- _Work to do_
Write out all of the entries that follow, word for word, but skip the pictures.

- _Provided data_
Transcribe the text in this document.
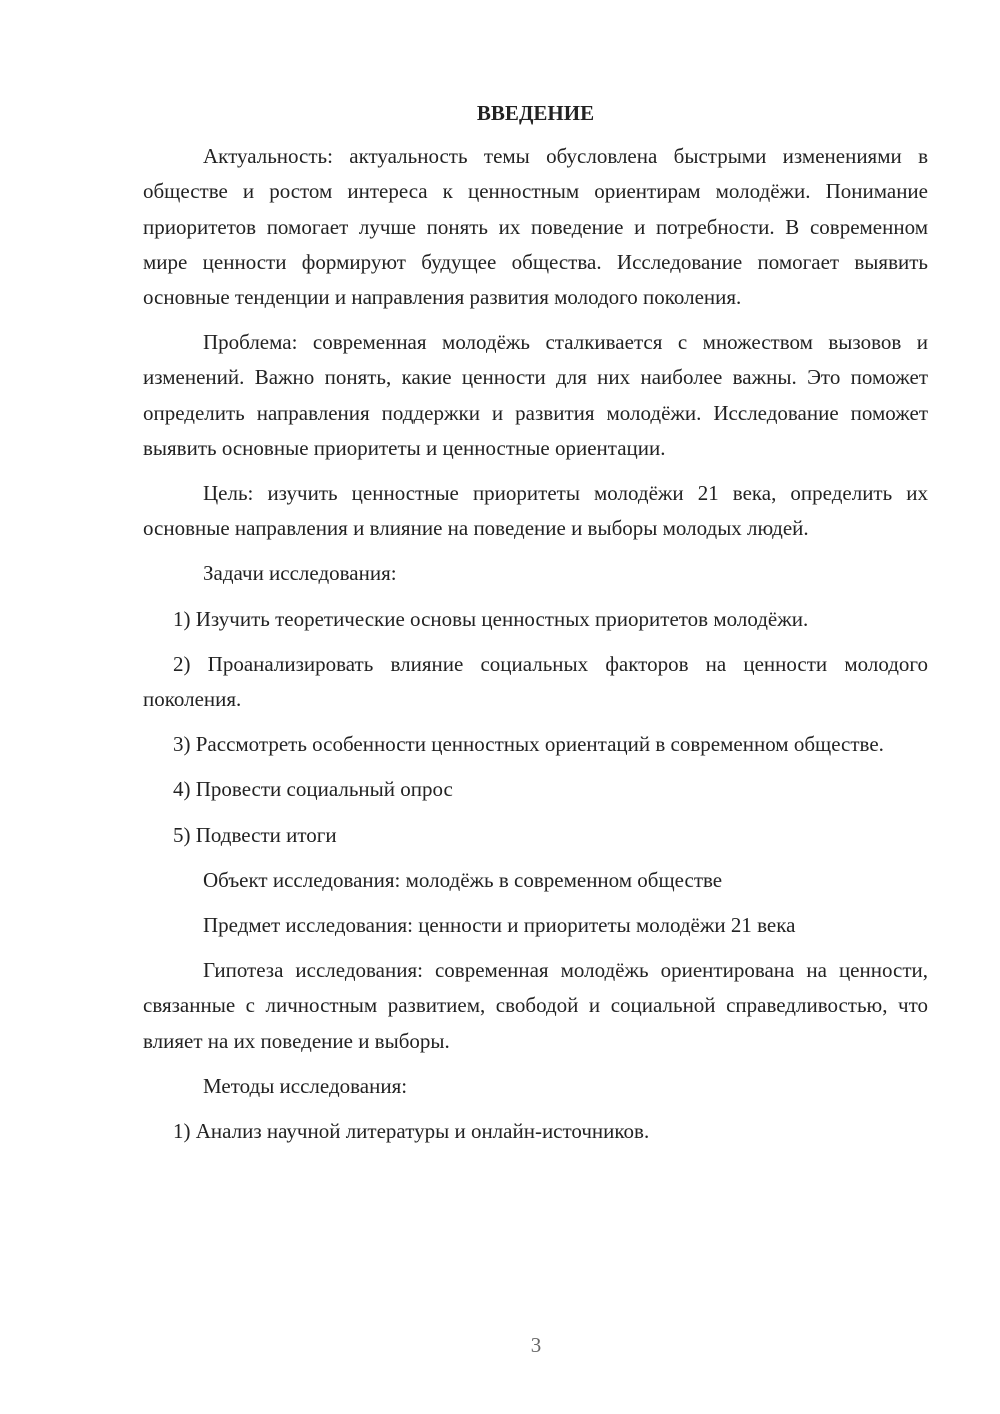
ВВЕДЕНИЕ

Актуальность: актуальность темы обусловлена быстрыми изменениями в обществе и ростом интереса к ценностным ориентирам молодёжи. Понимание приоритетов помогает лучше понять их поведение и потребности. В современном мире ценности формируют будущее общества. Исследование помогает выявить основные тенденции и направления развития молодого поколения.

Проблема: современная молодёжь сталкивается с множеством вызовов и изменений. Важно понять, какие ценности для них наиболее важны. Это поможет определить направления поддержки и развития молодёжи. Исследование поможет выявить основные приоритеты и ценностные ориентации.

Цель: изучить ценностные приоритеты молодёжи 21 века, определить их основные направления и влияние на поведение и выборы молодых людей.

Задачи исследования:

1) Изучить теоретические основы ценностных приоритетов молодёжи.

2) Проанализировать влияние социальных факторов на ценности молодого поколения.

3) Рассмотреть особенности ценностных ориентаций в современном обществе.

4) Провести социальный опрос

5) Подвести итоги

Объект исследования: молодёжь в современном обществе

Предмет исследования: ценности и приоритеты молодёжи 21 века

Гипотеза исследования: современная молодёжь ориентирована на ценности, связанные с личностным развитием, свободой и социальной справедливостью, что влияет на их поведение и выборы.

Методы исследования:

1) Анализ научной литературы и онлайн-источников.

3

- _Task solution_
Transcribe the text in this document.
ВВЕДЕНИЕ

Актуальность: актуальность темы обусловлена быстрыми изменениями в обществе и ростом интереса к ценностным ориентирам молодёжи. Понимание приоритетов помогает лучше понять их поведение и потребности. В современном мире ценности формируют будущее общества. Исследование помогает выявить основные тенденции и направления развития молодого поколения.

Проблема: современная молодёжь сталкивается с множеством вызовов и изменений. Важно понять, какие ценности для них наиболее важны. Это поможет определить направления поддержки и развития молодёжи. Исследование поможет выявить основные приоритеты и ценностные ориентации.

Цель: изучить ценностные приоритеты молодёжи 21 века, определить их основные направления и влияние на поведение и выборы молодых людей.

Задачи исследования:

1) Изучить теоретические основы ценностных приоритетов молодёжи.

2) Проанализировать влияние социальных факторов на ценности молодого поколения.

3) Рассмотреть особенности ценностных ориентаций в современном обществе.

4) Провести социальный опрос

5) Подвести итоги

Объект исследования: молодёжь в современном обществе

Предмет исследования: ценности и приоритеты молодёжи 21 века

Гипотеза исследования: современная молодёжь ориентирована на ценности, связанные с личностным развитием, свободой и социальной справедливостью, что влияет на их поведение и выборы.

Методы исследования:

1) Анализ научной литературы и онлайн-источников.

3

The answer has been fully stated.